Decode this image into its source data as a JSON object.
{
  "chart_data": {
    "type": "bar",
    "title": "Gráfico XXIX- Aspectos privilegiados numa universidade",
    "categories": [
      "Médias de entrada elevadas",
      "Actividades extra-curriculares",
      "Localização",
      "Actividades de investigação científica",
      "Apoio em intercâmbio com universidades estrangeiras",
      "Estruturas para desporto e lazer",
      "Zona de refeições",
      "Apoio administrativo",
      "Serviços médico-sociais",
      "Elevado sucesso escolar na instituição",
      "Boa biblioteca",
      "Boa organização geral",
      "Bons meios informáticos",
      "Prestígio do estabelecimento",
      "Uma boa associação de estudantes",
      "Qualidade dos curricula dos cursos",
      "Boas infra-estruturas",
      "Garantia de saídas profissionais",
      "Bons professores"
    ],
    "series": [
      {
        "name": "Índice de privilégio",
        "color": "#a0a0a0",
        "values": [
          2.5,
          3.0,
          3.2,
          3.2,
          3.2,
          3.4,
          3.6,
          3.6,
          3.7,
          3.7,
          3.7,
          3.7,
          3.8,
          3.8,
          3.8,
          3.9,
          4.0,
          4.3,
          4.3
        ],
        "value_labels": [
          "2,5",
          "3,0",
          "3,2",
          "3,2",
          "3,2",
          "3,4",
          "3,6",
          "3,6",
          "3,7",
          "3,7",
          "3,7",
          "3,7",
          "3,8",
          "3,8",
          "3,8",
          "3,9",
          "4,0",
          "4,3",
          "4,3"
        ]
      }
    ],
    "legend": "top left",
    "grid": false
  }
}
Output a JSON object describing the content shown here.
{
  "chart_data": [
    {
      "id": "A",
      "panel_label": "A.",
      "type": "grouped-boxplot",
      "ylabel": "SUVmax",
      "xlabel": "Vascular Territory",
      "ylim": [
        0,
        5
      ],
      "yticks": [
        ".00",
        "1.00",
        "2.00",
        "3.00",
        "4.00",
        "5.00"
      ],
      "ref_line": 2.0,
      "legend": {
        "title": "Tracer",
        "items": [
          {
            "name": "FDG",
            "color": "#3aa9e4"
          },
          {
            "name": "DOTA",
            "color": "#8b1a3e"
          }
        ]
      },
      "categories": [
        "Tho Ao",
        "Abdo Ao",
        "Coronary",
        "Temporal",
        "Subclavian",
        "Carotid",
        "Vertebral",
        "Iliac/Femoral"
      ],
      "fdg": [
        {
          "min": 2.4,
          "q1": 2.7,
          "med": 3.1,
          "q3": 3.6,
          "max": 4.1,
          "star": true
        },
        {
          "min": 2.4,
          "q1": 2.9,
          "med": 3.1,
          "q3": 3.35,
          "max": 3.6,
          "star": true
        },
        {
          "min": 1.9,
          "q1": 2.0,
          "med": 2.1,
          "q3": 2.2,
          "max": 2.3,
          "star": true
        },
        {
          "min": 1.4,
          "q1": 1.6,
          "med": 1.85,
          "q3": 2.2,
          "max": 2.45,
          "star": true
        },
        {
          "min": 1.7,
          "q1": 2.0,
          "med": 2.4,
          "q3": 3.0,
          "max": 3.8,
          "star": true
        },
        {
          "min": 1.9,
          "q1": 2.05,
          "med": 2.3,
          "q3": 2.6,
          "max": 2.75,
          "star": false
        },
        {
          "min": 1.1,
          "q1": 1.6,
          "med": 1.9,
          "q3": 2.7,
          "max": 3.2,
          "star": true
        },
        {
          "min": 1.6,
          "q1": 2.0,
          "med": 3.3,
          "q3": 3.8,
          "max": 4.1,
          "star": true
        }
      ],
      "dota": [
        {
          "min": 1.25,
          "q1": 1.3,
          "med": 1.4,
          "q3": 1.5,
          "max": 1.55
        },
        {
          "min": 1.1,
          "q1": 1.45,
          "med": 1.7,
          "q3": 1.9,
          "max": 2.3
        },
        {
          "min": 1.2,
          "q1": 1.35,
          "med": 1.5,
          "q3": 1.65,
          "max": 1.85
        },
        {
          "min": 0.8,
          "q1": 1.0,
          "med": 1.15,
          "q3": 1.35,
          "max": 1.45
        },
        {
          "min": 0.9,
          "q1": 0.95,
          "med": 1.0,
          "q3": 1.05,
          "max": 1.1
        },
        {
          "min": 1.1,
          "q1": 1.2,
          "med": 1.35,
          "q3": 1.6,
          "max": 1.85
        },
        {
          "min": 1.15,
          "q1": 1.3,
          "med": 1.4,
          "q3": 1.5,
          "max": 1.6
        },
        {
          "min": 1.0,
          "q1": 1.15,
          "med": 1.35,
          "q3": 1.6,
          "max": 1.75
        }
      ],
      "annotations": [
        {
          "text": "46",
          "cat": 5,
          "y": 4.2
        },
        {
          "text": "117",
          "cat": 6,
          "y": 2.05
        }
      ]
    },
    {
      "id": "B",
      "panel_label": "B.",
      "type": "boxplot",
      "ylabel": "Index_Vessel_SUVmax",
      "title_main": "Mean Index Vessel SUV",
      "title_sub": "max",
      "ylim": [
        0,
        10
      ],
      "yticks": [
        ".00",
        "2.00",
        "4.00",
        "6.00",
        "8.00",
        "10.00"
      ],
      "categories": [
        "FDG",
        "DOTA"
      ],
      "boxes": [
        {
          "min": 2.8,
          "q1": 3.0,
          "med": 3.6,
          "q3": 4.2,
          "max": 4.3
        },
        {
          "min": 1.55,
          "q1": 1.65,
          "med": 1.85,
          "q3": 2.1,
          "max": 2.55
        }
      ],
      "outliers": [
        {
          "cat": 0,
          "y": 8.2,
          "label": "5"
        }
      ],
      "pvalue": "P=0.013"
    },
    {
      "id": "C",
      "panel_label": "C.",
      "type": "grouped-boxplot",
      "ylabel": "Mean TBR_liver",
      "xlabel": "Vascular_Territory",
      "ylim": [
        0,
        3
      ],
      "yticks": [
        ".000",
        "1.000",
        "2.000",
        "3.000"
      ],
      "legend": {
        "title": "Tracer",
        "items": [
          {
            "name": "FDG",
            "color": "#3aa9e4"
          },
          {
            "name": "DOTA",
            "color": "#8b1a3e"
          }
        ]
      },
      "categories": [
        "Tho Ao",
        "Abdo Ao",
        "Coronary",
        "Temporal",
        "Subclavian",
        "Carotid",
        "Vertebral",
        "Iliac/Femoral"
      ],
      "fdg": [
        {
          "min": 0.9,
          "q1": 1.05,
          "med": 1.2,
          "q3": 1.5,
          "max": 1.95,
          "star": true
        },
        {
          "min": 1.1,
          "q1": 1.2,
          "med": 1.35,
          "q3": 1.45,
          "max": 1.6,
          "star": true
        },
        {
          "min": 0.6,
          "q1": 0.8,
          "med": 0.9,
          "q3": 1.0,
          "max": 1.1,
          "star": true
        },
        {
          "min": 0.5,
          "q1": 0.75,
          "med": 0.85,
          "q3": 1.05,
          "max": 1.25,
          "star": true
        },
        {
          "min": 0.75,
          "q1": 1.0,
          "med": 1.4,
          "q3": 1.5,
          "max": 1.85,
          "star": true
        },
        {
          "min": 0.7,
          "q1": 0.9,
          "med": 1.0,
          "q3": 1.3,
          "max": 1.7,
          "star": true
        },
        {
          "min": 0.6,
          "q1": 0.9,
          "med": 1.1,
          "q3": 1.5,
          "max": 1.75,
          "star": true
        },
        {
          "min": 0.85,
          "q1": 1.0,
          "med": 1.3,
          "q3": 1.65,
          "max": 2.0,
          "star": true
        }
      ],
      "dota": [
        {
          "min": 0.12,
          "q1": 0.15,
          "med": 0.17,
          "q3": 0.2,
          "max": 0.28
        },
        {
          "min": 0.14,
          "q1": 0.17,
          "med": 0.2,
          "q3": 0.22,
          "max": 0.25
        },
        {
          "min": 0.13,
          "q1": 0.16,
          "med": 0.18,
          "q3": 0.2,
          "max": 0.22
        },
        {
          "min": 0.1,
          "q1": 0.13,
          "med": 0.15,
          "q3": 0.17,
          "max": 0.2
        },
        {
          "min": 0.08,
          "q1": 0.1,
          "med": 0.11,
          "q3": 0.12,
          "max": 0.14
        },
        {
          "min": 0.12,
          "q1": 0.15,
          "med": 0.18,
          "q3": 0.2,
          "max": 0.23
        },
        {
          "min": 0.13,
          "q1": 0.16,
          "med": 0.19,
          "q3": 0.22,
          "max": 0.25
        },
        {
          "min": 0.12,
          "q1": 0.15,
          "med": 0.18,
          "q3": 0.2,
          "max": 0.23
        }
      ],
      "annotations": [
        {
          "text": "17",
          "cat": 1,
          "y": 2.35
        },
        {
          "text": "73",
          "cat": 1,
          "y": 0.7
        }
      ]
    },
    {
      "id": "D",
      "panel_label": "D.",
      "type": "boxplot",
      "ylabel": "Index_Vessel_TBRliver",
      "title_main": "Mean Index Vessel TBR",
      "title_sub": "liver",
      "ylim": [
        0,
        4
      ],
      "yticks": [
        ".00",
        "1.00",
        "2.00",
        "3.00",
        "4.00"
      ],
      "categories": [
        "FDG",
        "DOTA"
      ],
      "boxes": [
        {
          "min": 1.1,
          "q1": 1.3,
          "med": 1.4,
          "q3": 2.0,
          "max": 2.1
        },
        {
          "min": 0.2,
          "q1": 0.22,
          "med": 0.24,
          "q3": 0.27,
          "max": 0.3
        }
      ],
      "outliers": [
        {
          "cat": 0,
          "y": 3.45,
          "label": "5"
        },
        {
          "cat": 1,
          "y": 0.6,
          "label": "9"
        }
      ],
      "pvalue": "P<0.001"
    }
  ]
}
┄┄┄┄┄┄
• [EXERCISE] In the records above, find each line with the word "Actividades" and copy it.

• [REPLY]
      "Actividades extra-curriculares",
      "Actividades de investigação científica",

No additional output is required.